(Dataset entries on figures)
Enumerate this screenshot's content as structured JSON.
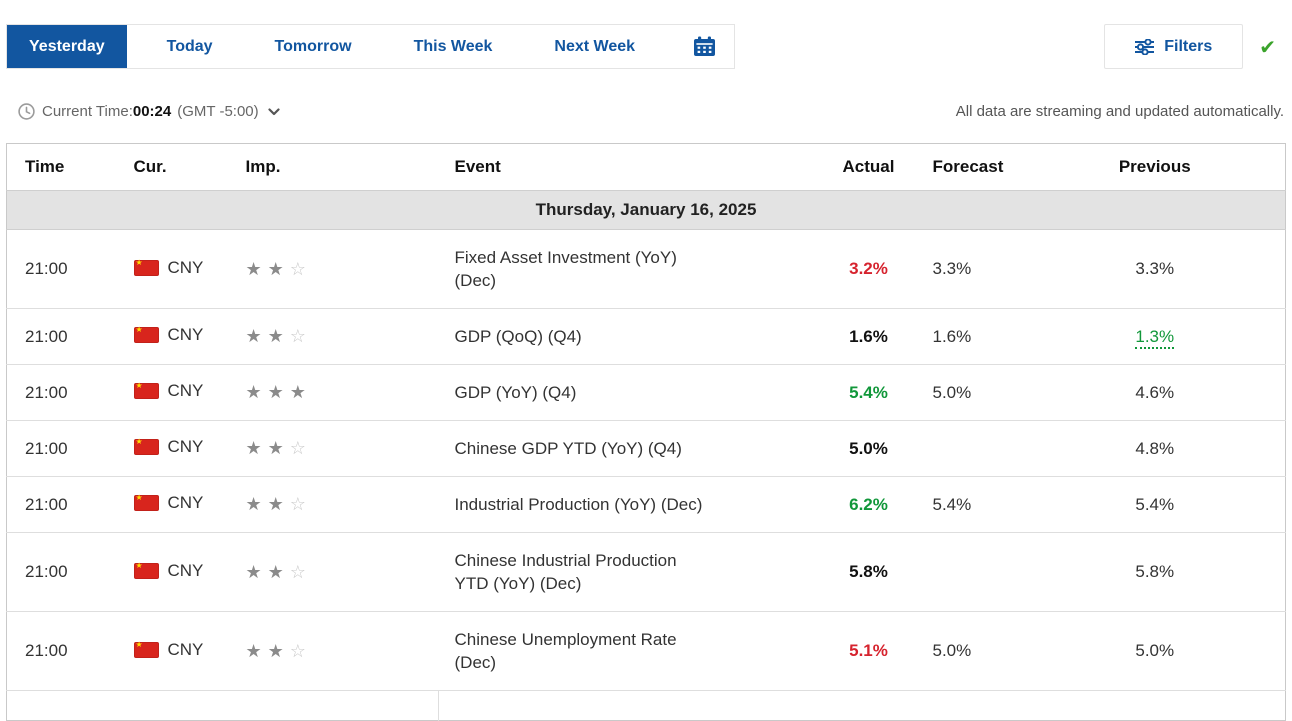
{
  "tabs": [
    {
      "label": "Yesterday",
      "active": true
    },
    {
      "label": "Today",
      "active": false
    },
    {
      "label": "Tomorrow",
      "active": false
    },
    {
      "label": "This Week",
      "active": false
    },
    {
      "label": "Next Week",
      "active": false
    }
  ],
  "filters": {
    "label": "Filters",
    "applied_check": "✔"
  },
  "time_bar": {
    "prefix": "Current Time:",
    "time": "00:24",
    "timezone": "(GMT -5:00)"
  },
  "streaming_note": "All data are streaming and updated automatically.",
  "icons": {
    "star_filled": "★",
    "star_empty": "☆"
  },
  "colors": {
    "accent": "#1256a0",
    "red": "#d6232e",
    "green": "#11973a",
    "black": "#111111",
    "flag_red": "#d8251d"
  },
  "table": {
    "headers": {
      "time": "Time",
      "cur": "Cur.",
      "imp": "Imp.",
      "event": "Event",
      "actual": "Actual",
      "forecast": "Forecast",
      "previous": "Previous"
    },
    "date_header": "Thursday, January 16, 2025",
    "rows": [
      {
        "time": "21:00",
        "currency": "CNY",
        "importance": 2,
        "event": "Fixed Asset Investment (YoY) (Dec)",
        "actual": "3.2%",
        "actual_color": "red",
        "forecast": "3.3%",
        "previous": "3.3%",
        "previous_revised": false
      },
      {
        "time": "21:00",
        "currency": "CNY",
        "importance": 2,
        "event": "GDP (QoQ) (Q4)",
        "actual": "1.6%",
        "actual_color": "black",
        "forecast": "1.6%",
        "previous": "1.3%",
        "previous_revised": true
      },
      {
        "time": "21:00",
        "currency": "CNY",
        "importance": 3,
        "event": "GDP (YoY) (Q4)",
        "actual": "5.4%",
        "actual_color": "green",
        "forecast": "5.0%",
        "previous": "4.6%",
        "previous_revised": false
      },
      {
        "time": "21:00",
        "currency": "CNY",
        "importance": 2,
        "event": "Chinese GDP YTD (YoY) (Q4)",
        "actual": "5.0%",
        "actual_color": "black",
        "forecast": "",
        "previous": "4.8%",
        "previous_revised": false
      },
      {
        "time": "21:00",
        "currency": "CNY",
        "importance": 2,
        "event": "Industrial Production (YoY) (Dec)",
        "actual": "6.2%",
        "actual_color": "green",
        "forecast": "5.4%",
        "previous": "5.4%",
        "previous_revised": false
      },
      {
        "time": "21:00",
        "currency": "CNY",
        "importance": 2,
        "event": "Chinese Industrial Production YTD (YoY) (Dec)",
        "actual": "5.8%",
        "actual_color": "black",
        "forecast": "",
        "previous": "5.8%",
        "previous_revised": false
      },
      {
        "time": "21:00",
        "currency": "CNY",
        "importance": 2,
        "event": "Chinese Unemployment Rate (Dec)",
        "actual": "5.1%",
        "actual_color": "red",
        "forecast": "5.0%",
        "previous": "5.0%",
        "previous_revised": false
      }
    ]
  }
}
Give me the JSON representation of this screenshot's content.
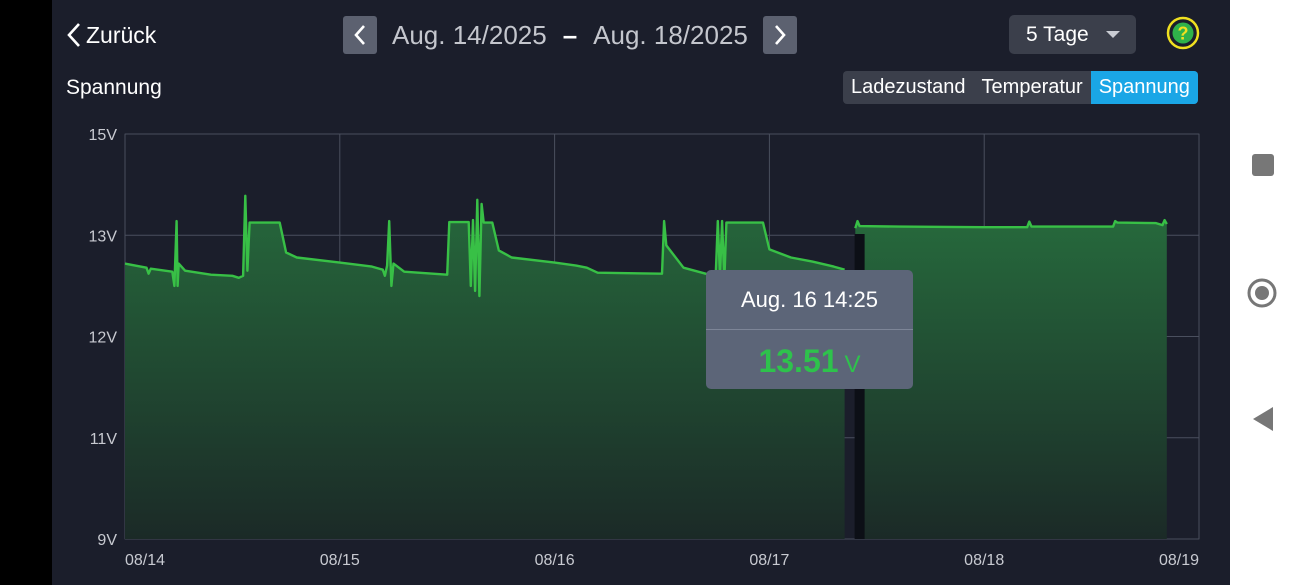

Task description
Scan the listing above and copy all lines containing the word "JSON".

Expected answer
Enumerate this screenshot's content as structured JSON.
Give me the JSON representation of this screenshot's content.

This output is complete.